>>>

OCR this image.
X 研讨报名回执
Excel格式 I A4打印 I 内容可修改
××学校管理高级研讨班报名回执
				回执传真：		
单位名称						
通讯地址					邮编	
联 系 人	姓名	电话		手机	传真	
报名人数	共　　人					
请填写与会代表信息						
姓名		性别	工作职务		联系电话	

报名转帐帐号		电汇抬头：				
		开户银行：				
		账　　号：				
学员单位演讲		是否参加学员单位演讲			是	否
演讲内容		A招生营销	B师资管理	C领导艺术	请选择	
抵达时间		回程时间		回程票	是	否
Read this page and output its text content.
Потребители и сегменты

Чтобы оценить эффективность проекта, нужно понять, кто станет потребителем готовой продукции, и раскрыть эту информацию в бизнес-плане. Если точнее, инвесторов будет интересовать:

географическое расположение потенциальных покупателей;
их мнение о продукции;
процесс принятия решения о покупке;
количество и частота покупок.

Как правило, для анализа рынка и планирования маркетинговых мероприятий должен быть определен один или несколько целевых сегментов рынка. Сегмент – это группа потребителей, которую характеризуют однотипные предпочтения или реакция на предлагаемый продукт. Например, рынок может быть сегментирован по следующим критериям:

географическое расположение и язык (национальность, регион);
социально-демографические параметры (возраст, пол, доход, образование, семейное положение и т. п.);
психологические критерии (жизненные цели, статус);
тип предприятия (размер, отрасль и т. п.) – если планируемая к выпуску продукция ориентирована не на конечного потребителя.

<<<

EXERCISE DESCRIPTION → In the entries above, identify every line with the string "продукции".

FINISHED EXERCISE →
Чтобы оценить эффективность проекта, нужно понять, кто станет потребителем готовой продукции, и раскрыть эту информацию в бизнес-плане. Если точнее, инвесторов будет интересовать:
их мнение о продукции;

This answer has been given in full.